**WHAT NEEDS TO BE DONE**: Write each line out exactly, leaving none out.

━━ MATERIAL SUPPLIED ━━

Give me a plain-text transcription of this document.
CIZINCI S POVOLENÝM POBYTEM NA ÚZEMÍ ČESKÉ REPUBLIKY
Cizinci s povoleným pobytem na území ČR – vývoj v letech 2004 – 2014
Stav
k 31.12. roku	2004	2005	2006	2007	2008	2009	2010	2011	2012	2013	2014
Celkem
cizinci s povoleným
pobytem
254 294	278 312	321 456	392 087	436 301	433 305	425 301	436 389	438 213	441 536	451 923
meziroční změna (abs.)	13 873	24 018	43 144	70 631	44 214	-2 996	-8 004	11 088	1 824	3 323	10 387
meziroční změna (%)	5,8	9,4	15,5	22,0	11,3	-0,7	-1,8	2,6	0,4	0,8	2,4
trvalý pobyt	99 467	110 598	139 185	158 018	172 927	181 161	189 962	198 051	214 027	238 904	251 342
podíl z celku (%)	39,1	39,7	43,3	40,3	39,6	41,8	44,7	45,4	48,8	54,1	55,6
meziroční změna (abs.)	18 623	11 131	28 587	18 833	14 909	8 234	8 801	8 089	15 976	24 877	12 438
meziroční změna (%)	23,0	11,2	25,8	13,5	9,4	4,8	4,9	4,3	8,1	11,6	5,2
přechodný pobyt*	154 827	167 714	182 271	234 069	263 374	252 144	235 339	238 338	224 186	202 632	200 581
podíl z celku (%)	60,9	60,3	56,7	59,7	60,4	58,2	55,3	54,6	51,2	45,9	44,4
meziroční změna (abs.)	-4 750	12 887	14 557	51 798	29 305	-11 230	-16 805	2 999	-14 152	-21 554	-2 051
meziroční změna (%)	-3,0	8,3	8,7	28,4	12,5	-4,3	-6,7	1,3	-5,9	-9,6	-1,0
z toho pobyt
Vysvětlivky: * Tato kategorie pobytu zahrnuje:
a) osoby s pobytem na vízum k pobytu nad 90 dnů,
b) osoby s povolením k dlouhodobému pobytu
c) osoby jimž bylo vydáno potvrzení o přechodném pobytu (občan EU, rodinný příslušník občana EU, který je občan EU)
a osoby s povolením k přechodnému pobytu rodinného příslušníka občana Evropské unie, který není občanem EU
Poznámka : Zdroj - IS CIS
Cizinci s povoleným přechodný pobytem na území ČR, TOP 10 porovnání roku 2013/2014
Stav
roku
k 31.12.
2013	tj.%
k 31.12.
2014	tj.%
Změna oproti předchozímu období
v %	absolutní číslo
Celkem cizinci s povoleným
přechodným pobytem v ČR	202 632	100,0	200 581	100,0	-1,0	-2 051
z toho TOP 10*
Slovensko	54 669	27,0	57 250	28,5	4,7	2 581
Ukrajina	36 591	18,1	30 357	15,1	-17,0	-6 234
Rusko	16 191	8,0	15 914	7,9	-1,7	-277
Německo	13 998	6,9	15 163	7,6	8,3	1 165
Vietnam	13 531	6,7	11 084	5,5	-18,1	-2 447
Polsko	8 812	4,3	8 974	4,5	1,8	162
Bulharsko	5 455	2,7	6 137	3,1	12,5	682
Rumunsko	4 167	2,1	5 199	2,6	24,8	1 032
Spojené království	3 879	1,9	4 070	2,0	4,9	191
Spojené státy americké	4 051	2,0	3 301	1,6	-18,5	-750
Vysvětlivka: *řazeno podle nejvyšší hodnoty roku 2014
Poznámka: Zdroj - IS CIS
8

━━━

**SOLUTION TO THIS EXERCISE**:
Give me a plain-text transcription of this document.
CIZINCI S POVOLENÝM POBYTEM NA ÚZEMÍ ČESKÉ REPUBLIKY
Cizinci s povoleným pobytem na území ČR – vývoj v letech 2004 – 2014
Stav
k 31.12. roku	2004	2005	2006	2007	2008	2009	2010	2011	2012	2013	2014
Celkem
cizinci s povoleným
pobytem
254 294	278 312	321 456	392 087	436 301	433 305	425 301	436 389	438 213	441 536	451 923
meziroční změna (abs.)	13 873	24 018	43 144	70 631	44 214	-2 996	-8 004	11 088	1 824	3 323	10 387
meziroční změna (%)	5,8	9,4	15,5	22,0	11,3	-0,7	-1,8	2,6	0,4	0,8	2,4
trvalý pobyt	99 467	110 598	139 185	158 018	172 927	181 161	189 962	198 051	214 027	238 904	251 342
podíl z celku (%)	39,1	39,7	43,3	40,3	39,6	41,8	44,7	45,4	48,8	54,1	55,6
meziroční změna (abs.)	18 623	11 131	28 587	18 833	14 909	8 234	8 801	8 089	15 976	24 877	12 438
meziroční změna (%)	23,0	11,2	25,8	13,5	9,4	4,8	4,9	4,3	8,1	11,6	5,2
přechodný pobyt*	154 827	167 714	182 271	234 069	263 374	252 144	235 339	238 338	224 186	202 632	200 581
podíl z celku (%)	60,9	60,3	56,7	59,7	60,4	58,2	55,3	54,6	51,2	45,9	44,4
meziroční změna (abs.)	-4 750	12 887	14 557	51 798	29 305	-11 230	-16 805	2 999	-14 152	-21 554	-2 051
meziroční změna (%)	-3,0	8,3	8,7	28,4	12,5	-4,3	-6,7	1,3	-5,9	-9,6	-1,0
z toho pobyt
Vysvětlivky: * Tato kategorie pobytu zahrnuje:
a) osoby s pobytem na vízum k pobytu nad 90 dnů,
b) osoby s povolením k dlouhodobému pobytu
c) osoby jimž bylo vydáno potvrzení o přechodném pobytu (občan EU, rodinný příslušník občana EU, který je občan EU)
a osoby s povolením k přechodnému pobytu rodinného příslušníka občana Evropské unie, který není občanem EU
Poznámka : Zdroj - IS CIS
Cizinci s povoleným přechodný pobytem na území ČR, TOP 10 porovnání roku 2013/2014
Stav
roku
k 31.12.
2013	tj.%
k 31.12.
2014	tj.%
Změna oproti předchozímu období
v %	absolutní číslo
Celkem cizinci s povoleným
přechodným pobytem v ČR	202 632	100,0	200 581	100,0	-1,0	-2 051
z toho TOP 10*
Slovensko	54 669	27,0	57 250	28,5	4,7	2 581
Ukrajina	36 591	18,1	30 357	15,1	-17,0	-6 234
Rusko	16 191	8,0	15 914	7,9	-1,7	-277
Německo	13 998	6,9	15 163	7,6	8,3	1 165
Vietnam	13 531	6,7	11 084	5,5	-18,1	-2 447
Polsko	8 812	4,3	8 974	4,5	1,8	162
Bulharsko	5 455	2,7	6 137	3,1	12,5	682
Rumunsko	4 167	2,1	5 199	2,6	24,8	1 032
Spojené království	3 879	1,9	4 070	2,0	4,9	191
Spojené státy americké	4 051	2,0	3 301	1,6	-18,5	-750
Vysvětlivka: *řazeno podle nejvyšší hodnoty roku 2014
Poznámka: Zdroj - IS CIS
8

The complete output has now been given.